Work to complete =>
Set down, in full, every record in the block.

Given records =>
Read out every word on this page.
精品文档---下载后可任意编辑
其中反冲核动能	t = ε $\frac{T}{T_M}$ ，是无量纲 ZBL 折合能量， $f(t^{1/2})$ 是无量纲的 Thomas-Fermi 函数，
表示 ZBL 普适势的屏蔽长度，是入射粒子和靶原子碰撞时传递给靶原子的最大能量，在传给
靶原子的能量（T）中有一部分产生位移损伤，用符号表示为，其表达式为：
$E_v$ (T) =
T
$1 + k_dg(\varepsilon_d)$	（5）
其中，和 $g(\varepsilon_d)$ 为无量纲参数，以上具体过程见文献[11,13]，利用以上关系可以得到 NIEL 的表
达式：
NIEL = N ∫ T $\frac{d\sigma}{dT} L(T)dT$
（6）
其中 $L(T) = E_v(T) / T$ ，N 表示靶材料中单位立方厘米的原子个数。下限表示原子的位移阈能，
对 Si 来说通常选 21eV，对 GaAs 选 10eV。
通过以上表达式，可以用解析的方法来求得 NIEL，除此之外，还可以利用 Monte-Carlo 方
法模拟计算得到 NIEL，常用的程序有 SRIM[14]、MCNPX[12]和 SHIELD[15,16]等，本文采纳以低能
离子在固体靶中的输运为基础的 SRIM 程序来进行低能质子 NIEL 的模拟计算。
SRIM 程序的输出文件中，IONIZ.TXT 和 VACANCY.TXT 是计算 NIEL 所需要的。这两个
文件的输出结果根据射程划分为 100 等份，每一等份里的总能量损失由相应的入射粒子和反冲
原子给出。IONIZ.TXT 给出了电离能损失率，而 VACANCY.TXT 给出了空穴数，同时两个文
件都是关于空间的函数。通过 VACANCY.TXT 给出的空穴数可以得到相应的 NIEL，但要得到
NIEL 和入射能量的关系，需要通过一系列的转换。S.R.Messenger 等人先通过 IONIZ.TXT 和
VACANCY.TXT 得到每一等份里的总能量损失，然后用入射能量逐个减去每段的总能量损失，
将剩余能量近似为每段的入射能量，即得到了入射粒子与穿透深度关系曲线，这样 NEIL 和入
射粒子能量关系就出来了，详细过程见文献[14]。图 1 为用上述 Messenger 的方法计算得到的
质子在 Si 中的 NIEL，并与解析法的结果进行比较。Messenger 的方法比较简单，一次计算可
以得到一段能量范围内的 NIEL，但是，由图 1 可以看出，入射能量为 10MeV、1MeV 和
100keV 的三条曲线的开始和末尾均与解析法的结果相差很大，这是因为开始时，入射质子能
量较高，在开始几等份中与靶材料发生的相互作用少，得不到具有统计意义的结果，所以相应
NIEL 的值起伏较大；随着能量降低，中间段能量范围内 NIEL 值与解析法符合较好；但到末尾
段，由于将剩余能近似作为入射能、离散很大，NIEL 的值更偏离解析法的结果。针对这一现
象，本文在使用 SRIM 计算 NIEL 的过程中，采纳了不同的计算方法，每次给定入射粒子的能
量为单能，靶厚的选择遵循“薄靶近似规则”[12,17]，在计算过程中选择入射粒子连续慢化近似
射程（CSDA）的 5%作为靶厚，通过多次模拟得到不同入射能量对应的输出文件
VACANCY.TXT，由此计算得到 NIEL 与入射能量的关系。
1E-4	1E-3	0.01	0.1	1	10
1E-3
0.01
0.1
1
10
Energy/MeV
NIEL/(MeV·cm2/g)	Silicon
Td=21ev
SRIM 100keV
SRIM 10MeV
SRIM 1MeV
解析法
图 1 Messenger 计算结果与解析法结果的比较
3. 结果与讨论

The response =>
Read out every word on this page.
精品文档---下载后可任意编辑
其中反冲核动能	t = ε $\frac{T}{T_M}$ ，是无量纲 ZBL 折合能量， $f(t^{1/2})$ 是无量纲的 Thomas-Fermi 函数，
表示 ZBL 普适势的屏蔽长度，是入射粒子和靶原子碰撞时传递给靶原子的最大能量，在传给
靶原子的能量（T）中有一部分产生位移损伤，用符号表示为，其表达式为：
$E_v$ (T) =
T
$1 + k_dg(\varepsilon_d)$	（5）
其中，和 $g(\varepsilon_d)$ 为无量纲参数，以上具体过程见文献[11,13]，利用以上关系可以得到 NIEL 的表
达式：
NIEL = N ∫ T $\frac{d\sigma}{dT} L(T)dT$
（6）
其中 $L(T) = E_v(T) / T$ ，N 表示靶材料中单位立方厘米的原子个数。下限表示原子的位移阈能，
对 Si 来说通常选 21eV，对 GaAs 选 10eV。
通过以上表达式，可以用解析的方法来求得 NIEL，除此之外，还可以利用 Monte-Carlo 方
法模拟计算得到 NIEL，常用的程序有 SRIM[14]、MCNPX[12]和 SHIELD[15,16]等，本文采纳以低能
离子在固体靶中的输运为基础的 SRIM 程序来进行低能质子 NIEL 的模拟计算。
SRIM 程序的输出文件中，IONIZ.TXT 和 VACANCY.TXT 是计算 NIEL 所需要的。这两个
文件的输出结果根据射程划分为 100 等份，每一等份里的总能量损失由相应的入射粒子和反冲
原子给出。IONIZ.TXT 给出了电离能损失率，而 VACANCY.TXT 给出了空穴数，同时两个文
件都是关于空间的函数。通过 VACANCY.TXT 给出的空穴数可以得到相应的 NIEL，但要得到
NIEL 和入射能量的关系，需要通过一系列的转换。S.R.Messenger 等人先通过 IONIZ.TXT 和
VACANCY.TXT 得到每一等份里的总能量损失，然后用入射能量逐个减去每段的总能量损失，
将剩余能量近似为每段的入射能量，即得到了入射粒子与穿透深度关系曲线，这样 NEIL 和入
射粒子能量关系就出来了，详细过程见文献[14]。图 1 为用上述 Messenger 的方法计算得到的
质子在 Si 中的 NIEL，并与解析法的结果进行比较。Messenger 的方法比较简单，一次计算可
以得到一段能量范围内的 NIEL，但是，由图 1 可以看出，入射能量为 10MeV、1MeV 和
100keV 的三条曲线的开始和末尾均与解析法的结果相差很大，这是因为开始时，入射质子能
量较高，在开始几等份中与靶材料发生的相互作用少，得不到具有统计意义的结果，所以相应
NIEL 的值起伏较大；随着能量降低，中间段能量范围内 NIEL 值与解析法符合较好；但到末尾
段，由于将剩余能近似作为入射能、离散很大，NIEL 的值更偏离解析法的结果。针对这一现
象，本文在使用 SRIM 计算 NIEL 的过程中，采纳了不同的计算方法，每次给定入射粒子的能
量为单能，靶厚的选择遵循“薄靶近似规则”[12,17]，在计算过程中选择入射粒子连续慢化近似
射程（CSDA）的 5%作为靶厚，通过多次模拟得到不同入射能量对应的输出文件
VACANCY.TXT，由此计算得到 NIEL 与入射能量的关系。
1E-4	1E-3	0.01	0.1	1	10
1E-3
0.01
0.1
1
10
Energy/MeV
NIEL/(MeV·cm2/g)	Silicon
Td=21ev
SRIM 100keV
SRIM 10MeV
SRIM 1MeV
解析法
图 1 Messenger 计算结果与解析法结果的比较
3. 结果与讨论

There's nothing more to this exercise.